Der Textilexperte, der am Freitag schon mal den Anzug im Schrank hängen lässt und im sportlichen Outfit ins Büro kommt, will nach Jahren der Stagnation, in denen die Branche nach der Krise 2009 Federn lassen musste, mit der Modestadt Hamburg auf Wachstumskurs gehen. "Wir wollen den Standort zum bundesweit führenden Modecentrum ausbauen", sagt Weuster. Zwar stagniert die Zahl der Mieter in Schnelsen bei gut 250. Der neue Chef ist dennoch optimistisch, da andere Modecentren selbst in renommierten Metropolen stärker unter dem zuletzt gebremsten Wachstum der Branche gelitten haben. Der Leerstand in den Modecentren Hannover und Düsseldorf erreiche 30 bis 50 Prozent. "In Schnelsen kommen wir gerade mal auf fünf Prozent Leerstand", sagt der Centermanager. Der Wert ist erfreulich niedrig, zumal sich in der HafenCity einzelne Marken wie Marc O'Polo mit eigenen Showrooms niedergelassen haben. Ein Trend, den Weuster wegen der schlechten Parkplatzsituation und der nur schleppend sich entwickelnden Infrastruktur in der HafenCity allerdings nicht als bedrohlich empfindet. In Schnelsen präsentieren sich zudem nicht nur große Marken, sondern auch Sofortanbieter, die Bekleidung und Accessoires ohne Label zum Mitnehmen präsentieren. So können die Einkäufer ihr Angebot in den Geschäften ausweiten und zusätzlich zu den üblichen acht bis zwölf Kollektionen im Jahr besonders schnell auf Trends reagieren.

Die Branche erlebt derweil eine gelungene Selbstdarstellung Berlins als neue Modemetropole. Während renommierte Messen etwa in Düsseldorf an Glanz verlieren, macht die Hauptstadt mit Fashion-Show-Events wie der Bread & Butter oder der Premium-Messe von sich reden. Politiker wie Berlins Bürgermeister Klaus Wowereit lassen sich mit Models ablichten, die Lifestyle-Magazine sind voll von Nachrichten aus der Trendstadt an der Spree. "Bei solchen Themen haben wir bisher eher hanseatische Zurückhaltung geübt", sagt Weuster. Dabei lockten in der Stadt äußerst attraktive Modemeilen von der "konsumigen" Mönckebergstraße bis zum edlen Neuen Wall. Doch kaum jemand rede darüber.

# Extrahierte Datensätze

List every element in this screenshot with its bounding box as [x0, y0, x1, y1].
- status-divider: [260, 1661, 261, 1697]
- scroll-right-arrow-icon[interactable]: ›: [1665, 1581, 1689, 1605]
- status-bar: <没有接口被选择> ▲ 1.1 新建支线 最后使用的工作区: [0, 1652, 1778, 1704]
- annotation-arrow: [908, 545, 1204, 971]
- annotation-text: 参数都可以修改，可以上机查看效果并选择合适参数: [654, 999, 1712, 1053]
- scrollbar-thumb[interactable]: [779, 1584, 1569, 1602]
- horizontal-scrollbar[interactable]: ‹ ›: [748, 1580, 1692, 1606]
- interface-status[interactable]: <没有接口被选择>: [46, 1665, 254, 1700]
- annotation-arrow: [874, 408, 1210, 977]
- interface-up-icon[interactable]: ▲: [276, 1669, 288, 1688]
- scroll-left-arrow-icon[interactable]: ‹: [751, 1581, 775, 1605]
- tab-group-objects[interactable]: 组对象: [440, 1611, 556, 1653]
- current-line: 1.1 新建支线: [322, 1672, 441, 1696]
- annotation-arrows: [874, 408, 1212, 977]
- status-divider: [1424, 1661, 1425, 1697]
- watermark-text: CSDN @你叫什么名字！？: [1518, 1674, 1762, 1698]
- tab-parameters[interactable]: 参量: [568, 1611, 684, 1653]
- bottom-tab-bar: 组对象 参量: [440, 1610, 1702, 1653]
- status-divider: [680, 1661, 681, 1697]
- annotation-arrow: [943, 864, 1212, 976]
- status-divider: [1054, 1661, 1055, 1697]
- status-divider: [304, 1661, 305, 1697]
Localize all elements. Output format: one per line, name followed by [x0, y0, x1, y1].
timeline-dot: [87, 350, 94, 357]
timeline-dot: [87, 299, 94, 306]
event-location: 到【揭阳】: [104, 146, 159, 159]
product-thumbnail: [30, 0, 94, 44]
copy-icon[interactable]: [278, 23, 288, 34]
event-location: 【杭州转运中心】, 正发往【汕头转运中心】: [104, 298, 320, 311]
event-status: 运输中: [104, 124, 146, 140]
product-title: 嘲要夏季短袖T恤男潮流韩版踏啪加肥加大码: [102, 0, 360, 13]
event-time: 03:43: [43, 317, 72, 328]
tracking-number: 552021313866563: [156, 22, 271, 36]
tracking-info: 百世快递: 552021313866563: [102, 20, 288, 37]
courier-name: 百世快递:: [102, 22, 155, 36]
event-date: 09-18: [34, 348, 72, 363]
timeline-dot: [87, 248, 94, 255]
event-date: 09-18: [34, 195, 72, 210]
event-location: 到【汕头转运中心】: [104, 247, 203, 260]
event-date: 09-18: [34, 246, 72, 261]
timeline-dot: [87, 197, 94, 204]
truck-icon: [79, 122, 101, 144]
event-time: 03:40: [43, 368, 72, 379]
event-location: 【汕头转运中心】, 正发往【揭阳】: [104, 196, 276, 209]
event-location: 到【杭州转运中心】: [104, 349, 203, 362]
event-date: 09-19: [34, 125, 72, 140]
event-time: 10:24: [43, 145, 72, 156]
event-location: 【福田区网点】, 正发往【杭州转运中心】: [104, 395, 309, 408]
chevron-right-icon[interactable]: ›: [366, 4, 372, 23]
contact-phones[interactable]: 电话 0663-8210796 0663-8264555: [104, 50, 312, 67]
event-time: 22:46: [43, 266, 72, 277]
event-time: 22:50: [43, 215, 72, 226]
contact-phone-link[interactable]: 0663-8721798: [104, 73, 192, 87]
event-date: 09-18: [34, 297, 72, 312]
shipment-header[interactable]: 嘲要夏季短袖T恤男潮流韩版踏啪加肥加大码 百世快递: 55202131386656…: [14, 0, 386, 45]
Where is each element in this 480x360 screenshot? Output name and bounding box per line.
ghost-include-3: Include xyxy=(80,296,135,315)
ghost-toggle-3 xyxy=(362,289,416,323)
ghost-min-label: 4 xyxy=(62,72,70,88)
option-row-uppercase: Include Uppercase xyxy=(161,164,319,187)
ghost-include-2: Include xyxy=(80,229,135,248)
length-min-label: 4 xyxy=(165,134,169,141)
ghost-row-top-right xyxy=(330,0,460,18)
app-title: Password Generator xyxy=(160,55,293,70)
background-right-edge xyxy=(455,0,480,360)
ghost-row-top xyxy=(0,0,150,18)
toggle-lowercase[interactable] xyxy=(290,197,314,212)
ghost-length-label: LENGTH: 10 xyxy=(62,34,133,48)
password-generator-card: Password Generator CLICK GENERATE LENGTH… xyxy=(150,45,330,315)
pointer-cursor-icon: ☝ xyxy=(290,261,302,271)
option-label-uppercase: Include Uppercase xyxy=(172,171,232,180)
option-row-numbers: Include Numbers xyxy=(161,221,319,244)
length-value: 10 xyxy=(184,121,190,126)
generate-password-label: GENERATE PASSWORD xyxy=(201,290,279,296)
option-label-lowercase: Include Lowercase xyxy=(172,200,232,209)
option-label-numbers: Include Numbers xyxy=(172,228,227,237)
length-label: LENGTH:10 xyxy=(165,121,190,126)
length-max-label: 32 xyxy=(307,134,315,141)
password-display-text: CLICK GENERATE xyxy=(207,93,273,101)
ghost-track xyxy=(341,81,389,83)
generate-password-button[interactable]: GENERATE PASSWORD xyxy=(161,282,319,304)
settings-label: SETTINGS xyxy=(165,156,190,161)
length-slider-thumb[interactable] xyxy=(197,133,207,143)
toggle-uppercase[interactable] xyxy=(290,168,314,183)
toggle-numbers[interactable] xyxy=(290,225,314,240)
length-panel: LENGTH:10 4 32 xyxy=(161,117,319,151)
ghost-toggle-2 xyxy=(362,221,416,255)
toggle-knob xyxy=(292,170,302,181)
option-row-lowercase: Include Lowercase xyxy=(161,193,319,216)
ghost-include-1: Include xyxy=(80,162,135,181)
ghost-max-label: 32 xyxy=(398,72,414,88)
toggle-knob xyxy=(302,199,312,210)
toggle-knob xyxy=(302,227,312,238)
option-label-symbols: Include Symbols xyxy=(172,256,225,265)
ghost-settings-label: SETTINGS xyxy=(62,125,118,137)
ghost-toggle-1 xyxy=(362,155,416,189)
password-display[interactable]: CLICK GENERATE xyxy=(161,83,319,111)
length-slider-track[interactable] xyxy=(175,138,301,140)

# AUFGABEN
a – Wie hoch ist laut dem Text über die Modestadt Hamburg der Leerstand in Schnelsen?
b – Nennen Sie alle Städte, die im Text über die Modestadt Hamburg namentlich erwähnt werden.
c – Setzen Sie den Text über die Modestadt Hamburg im Anschluss an seinen letzten Satz fort.

# LÖSUNGEN
a – In Schnelsen liegt der Leerstand bei gerade mal fünf Prozent.

b – Hamburg, Hannover, Düsseldorf, Berlin

c –
Eine ähnliche Philosophie herrschte bisher im Modecentrum. Der Komplex inklusive der benachbarten Messehallen gehört der Hamburger Familie Luserke, und damit Eignern, die ein hanseatisches Understatement pflegen. Weuster will mit dem Modecentrum in Zukunft für mehr Gesprächsstoff in der Stadt sorgen, es zur unverzichtbaren Einkaufsquelle für Deutschlands Einzelhändler ausbauen. Bereits in den vergangenen Monaten hat die Zahl der Besucher jeweils um 20 bis 30 Prozent zugenommen. Derzeit kommen etwa 100 000 Händler im Jahr nach Schnelsen, das Einzugsgebiet reicht von der niederländischen bis zur polnischen Grenze, umfasst den gesamten Norden und endet im südlichen Münsterland.

Mit neuen Veranstaltungen will Weuster den Radius erweitern. Er plant zusätzlich zur etablierten Kindermesse Lollypop eine Branchenschau mit Schwerpunkt auf dänische Designer. Die Nachbarn aus dem Norden nutzen Hamburg als Tor zum deutschen Markt und werden mit Marken wie Vero Moda und Jack & Jones auch bundesweit immer erfolgreicher. "Außerdem wollen wir jungen Firmen eine Plattform bieten, sich bei uns darzustellen", sagt Weuster und hat damit auch eine Win-Win-Situation im Blick: Neue Marken können das Umfeld etablierter Konkurrenten im Centrum nutzen, die Einzelhändler wiederum profilieren sich mit dem Einkauf unbekannterer Mode gegenüber großen Ketten. Messepartys und die Möglichkeit zum Businessfrühstück und Gedankenaustausch in der Branche sollen das Angebot des Modecentrums abrunden. Weuster sitzt zwar erst seit Januar auf dem Chefsessel des Hamburger Modecentrums, seine Ideenliste ist dafür aber schon erstaunlich lang. Vermutlich werden sich auch die Berliner bald warm anziehen müssen.